● WHAT YOU WILL DO
Give the material once more, word for word, without any images.

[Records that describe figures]
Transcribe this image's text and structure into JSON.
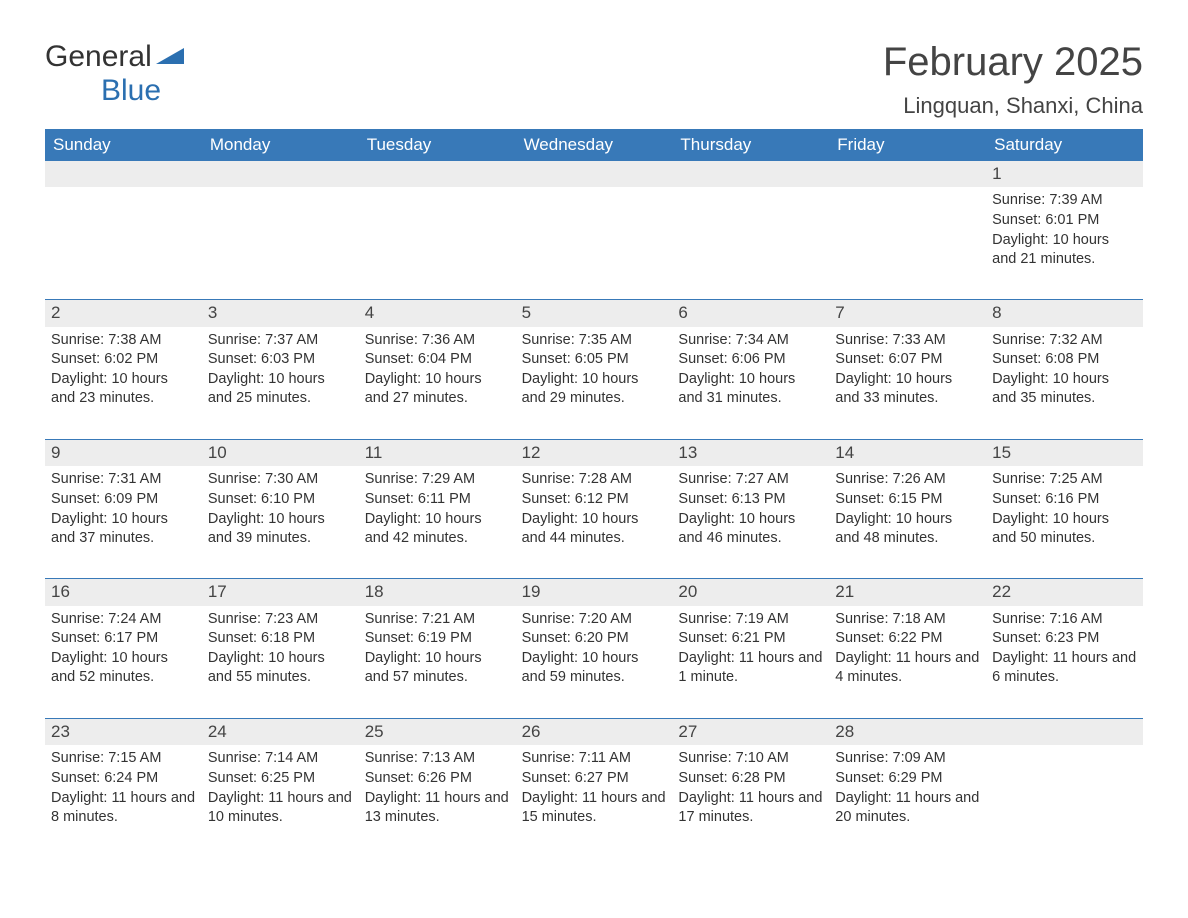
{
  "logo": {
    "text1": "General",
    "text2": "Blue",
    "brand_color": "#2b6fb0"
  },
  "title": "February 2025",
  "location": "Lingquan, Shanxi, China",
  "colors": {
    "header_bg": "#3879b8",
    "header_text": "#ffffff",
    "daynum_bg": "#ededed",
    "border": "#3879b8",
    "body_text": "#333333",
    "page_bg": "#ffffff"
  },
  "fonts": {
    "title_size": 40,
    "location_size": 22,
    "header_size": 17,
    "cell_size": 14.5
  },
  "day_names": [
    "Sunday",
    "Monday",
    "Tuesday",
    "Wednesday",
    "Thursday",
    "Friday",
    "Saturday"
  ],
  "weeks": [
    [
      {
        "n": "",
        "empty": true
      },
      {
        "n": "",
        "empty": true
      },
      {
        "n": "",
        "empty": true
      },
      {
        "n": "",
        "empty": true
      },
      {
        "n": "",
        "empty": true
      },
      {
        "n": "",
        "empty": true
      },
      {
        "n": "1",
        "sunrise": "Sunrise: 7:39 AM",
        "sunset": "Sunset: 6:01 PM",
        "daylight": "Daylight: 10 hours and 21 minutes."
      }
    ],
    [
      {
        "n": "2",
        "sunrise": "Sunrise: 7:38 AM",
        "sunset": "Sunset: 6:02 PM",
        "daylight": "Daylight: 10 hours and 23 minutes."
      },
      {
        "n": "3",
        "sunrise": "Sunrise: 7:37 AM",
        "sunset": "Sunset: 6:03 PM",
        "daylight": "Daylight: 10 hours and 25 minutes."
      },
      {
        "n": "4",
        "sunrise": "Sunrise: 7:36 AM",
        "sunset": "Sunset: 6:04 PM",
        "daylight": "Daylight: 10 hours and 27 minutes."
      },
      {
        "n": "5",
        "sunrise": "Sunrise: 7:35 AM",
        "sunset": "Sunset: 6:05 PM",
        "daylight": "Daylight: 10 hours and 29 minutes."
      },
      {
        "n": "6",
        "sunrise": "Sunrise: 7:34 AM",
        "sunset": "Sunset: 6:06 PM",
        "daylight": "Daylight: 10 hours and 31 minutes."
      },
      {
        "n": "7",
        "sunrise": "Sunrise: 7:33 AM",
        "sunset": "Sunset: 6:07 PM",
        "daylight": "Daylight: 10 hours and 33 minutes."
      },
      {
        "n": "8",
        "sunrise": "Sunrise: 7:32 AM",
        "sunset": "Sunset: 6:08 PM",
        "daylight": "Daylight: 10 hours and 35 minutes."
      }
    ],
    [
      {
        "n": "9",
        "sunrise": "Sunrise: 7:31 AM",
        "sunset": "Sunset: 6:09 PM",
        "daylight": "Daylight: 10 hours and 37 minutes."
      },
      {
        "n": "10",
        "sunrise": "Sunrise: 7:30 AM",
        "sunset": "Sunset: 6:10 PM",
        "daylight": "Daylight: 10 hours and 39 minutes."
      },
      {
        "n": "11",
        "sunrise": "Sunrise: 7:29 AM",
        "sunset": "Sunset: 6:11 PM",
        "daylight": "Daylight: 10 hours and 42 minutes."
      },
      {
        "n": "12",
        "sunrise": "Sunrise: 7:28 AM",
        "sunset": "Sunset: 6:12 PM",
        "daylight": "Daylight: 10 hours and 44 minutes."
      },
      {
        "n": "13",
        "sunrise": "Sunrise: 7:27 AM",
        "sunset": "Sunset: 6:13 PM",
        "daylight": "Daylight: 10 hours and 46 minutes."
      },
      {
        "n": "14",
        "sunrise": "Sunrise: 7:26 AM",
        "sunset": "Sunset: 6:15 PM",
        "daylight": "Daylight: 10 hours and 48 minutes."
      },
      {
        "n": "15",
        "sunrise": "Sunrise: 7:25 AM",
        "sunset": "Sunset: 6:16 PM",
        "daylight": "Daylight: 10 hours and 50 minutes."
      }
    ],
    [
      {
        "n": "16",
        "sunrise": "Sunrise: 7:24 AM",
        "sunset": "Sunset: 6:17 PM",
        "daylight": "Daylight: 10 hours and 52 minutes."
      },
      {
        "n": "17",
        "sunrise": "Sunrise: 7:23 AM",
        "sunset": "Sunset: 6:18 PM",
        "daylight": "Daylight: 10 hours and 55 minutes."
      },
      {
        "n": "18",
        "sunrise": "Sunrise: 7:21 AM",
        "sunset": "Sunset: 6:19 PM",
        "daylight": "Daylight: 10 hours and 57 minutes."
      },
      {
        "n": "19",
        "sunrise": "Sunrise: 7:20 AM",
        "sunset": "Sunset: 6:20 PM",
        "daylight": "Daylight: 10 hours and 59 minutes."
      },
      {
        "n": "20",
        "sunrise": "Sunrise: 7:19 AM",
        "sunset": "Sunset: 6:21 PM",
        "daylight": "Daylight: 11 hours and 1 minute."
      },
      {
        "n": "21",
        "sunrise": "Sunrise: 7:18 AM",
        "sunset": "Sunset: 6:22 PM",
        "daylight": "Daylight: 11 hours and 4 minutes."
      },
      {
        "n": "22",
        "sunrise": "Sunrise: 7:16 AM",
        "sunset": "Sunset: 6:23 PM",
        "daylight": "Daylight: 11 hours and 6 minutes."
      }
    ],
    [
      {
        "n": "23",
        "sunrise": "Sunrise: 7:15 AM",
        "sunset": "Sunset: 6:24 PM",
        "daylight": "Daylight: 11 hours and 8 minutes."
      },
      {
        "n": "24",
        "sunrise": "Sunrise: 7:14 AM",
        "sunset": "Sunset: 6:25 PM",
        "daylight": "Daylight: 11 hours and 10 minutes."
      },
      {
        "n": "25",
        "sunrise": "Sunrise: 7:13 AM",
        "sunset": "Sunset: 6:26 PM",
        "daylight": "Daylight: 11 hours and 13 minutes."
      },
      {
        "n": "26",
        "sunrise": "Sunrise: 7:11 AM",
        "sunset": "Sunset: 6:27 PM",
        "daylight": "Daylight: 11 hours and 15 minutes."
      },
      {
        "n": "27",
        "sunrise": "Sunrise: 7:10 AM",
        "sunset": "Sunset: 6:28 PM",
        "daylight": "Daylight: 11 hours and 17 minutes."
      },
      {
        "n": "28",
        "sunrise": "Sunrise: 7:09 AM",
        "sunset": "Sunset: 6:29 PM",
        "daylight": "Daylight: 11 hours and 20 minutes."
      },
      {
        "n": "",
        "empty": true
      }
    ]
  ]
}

● WRITTEN RESPONSE
Transcribe this image's text and structure into JSON.
{
  "logo": {
    "text1": "General",
    "text2": "Blue",
    "brand_color": "#2b6fb0"
  },
  "title": "February 2025",
  "location": "Lingquan, Shanxi, China",
  "colors": {
    "header_bg": "#3879b8",
    "header_text": "#ffffff",
    "daynum_bg": "#ededed",
    "border": "#3879b8",
    "body_text": "#333333",
    "page_bg": "#ffffff"
  },
  "fonts": {
    "title_size": 40,
    "location_size": 22,
    "header_size": 17,
    "cell_size": 14.5
  },
  "day_names": [
    "Sunday",
    "Monday",
    "Tuesday",
    "Wednesday",
    "Thursday",
    "Friday",
    "Saturday"
  ],
  "weeks": [
    [
      {
        "n": "",
        "empty": true
      },
      {
        "n": "",
        "empty": true
      },
      {
        "n": "",
        "empty": true
      },
      {
        "n": "",
        "empty": true
      },
      {
        "n": "",
        "empty": true
      },
      {
        "n": "",
        "empty": true
      },
      {
        "n": "1",
        "sunrise": "Sunrise: 7:39 AM",
        "sunset": "Sunset: 6:01 PM",
        "daylight": "Daylight: 10 hours and 21 minutes."
      }
    ],
    [
      {
        "n": "2",
        "sunrise": "Sunrise: 7:38 AM",
        "sunset": "Sunset: 6:02 PM",
        "daylight": "Daylight: 10 hours and 23 minutes."
      },
      {
        "n": "3",
        "sunrise": "Sunrise: 7:37 AM",
        "sunset": "Sunset: 6:03 PM",
        "daylight": "Daylight: 10 hours and 25 minutes."
      },
      {
        "n": "4",
        "sunrise": "Sunrise: 7:36 AM",
        "sunset": "Sunset: 6:04 PM",
        "daylight": "Daylight: 10 hours and 27 minutes."
      },
      {
        "n": "5",
        "sunrise": "Sunrise: 7:35 AM",
        "sunset": "Sunset: 6:05 PM",
        "daylight": "Daylight: 10 hours and 29 minutes."
      },
      {
        "n": "6",
        "sunrise": "Sunrise: 7:34 AM",
        "sunset": "Sunset: 6:06 PM",
        "daylight": "Daylight: 10 hours and 31 minutes."
      },
      {
        "n": "7",
        "sunrise": "Sunrise: 7:33 AM",
        "sunset": "Sunset: 6:07 PM",
        "daylight": "Daylight: 10 hours and 33 minutes."
      },
      {
        "n": "8",
        "sunrise": "Sunrise: 7:32 AM",
        "sunset": "Sunset: 6:08 PM",
        "daylight": "Daylight: 10 hours and 35 minutes."
      }
    ],
    [
      {
        "n": "9",
        "sunrise": "Sunrise: 7:31 AM",
        "sunset": "Sunset: 6:09 PM",
        "daylight": "Daylight: 10 hours and 37 minutes."
      },
      {
        "n": "10",
        "sunrise": "Sunrise: 7:30 AM",
        "sunset": "Sunset: 6:10 PM",
        "daylight": "Daylight: 10 hours and 39 minutes."
      },
      {
        "n": "11",
        "sunrise": "Sunrise: 7:29 AM",
        "sunset": "Sunset: 6:11 PM",
        "daylight": "Daylight: 10 hours and 42 minutes."
      },
      {
        "n": "12",
        "sunrise": "Sunrise: 7:28 AM",
        "sunset": "Sunset: 6:12 PM",
        "daylight": "Daylight: 10 hours and 44 minutes."
      },
      {
        "n": "13",
        "sunrise": "Sunrise: 7:27 AM",
        "sunset": "Sunset: 6:13 PM",
        "daylight": "Daylight: 10 hours and 46 minutes."
      },
      {
        "n": "14",
        "sunrise": "Sunrise: 7:26 AM",
        "sunset": "Sunset: 6:15 PM",
        "daylight": "Daylight: 10 hours and 48 minutes."
      },
      {
        "n": "15",
        "sunrise": "Sunrise: 7:25 AM",
        "sunset": "Sunset: 6:16 PM",
        "daylight": "Daylight: 10 hours and 50 minutes."
      }
    ],
    [
      {
        "n": "16",
        "sunrise": "Sunrise: 7:24 AM",
        "sunset": "Sunset: 6:17 PM",
        "daylight": "Daylight: 10 hours and 52 minutes."
      },
      {
        "n": "17",
        "sunrise": "Sunrise: 7:23 AM",
        "sunset": "Sunset: 6:18 PM",
        "daylight": "Daylight: 10 hours and 55 minutes."
      },
      {
        "n": "18",
        "sunrise": "Sunrise: 7:21 AM",
        "sunset": "Sunset: 6:19 PM",
        "daylight": "Daylight: 10 hours and 57 minutes."
      },
      {
        "n": "19",
        "sunrise": "Sunrise: 7:20 AM",
        "sunset": "Sunset: 6:20 PM",
        "daylight": "Daylight: 10 hours and 59 minutes."
      },
      {
        "n": "20",
        "sunrise": "Sunrise: 7:19 AM",
        "sunset": "Sunset: 6:21 PM",
        "daylight": "Daylight: 11 hours and 1 minute."
      },
      {
        "n": "21",
        "sunrise": "Sunrise: 7:18 AM",
        "sunset": "Sunset: 6:22 PM",
        "daylight": "Daylight: 11 hours and 4 minutes."
      },
      {
        "n": "22",
        "sunrise": "Sunrise: 7:16 AM",
        "sunset": "Sunset: 6:23 PM",
        "daylight": "Daylight: 11 hours and 6 minutes."
      }
    ],
    [
      {
        "n": "23",
        "sunrise": "Sunrise: 7:15 AM",
        "sunset": "Sunset: 6:24 PM",
        "daylight": "Daylight: 11 hours and 8 minutes."
      },
      {
        "n": "24",
        "sunrise": "Sunrise: 7:14 AM",
        "sunset": "Sunset: 6:25 PM",
        "daylight": "Daylight: 11 hours and 10 minutes."
      },
      {
        "n": "25",
        "sunrise": "Sunrise: 7:13 AM",
        "sunset": "Sunset: 6:26 PM",
        "daylight": "Daylight: 11 hours and 13 minutes."
      },
      {
        "n": "26",
        "sunrise": "Sunrise: 7:11 AM",
        "sunset": "Sunset: 6:27 PM",
        "daylight": "Daylight: 11 hours and 15 minutes."
      },
      {
        "n": "27",
        "sunrise": "Sunrise: 7:10 AM",
        "sunset": "Sunset: 6:28 PM",
        "daylight": "Daylight: 11 hours and 17 minutes."
      },
      {
        "n": "28",
        "sunrise": "Sunrise: 7:09 AM",
        "sunset": "Sunset: 6:29 PM",
        "daylight": "Daylight: 11 hours and 20 minutes."
      },
      {
        "n": "",
        "empty": true
      }
    ]
  ]
}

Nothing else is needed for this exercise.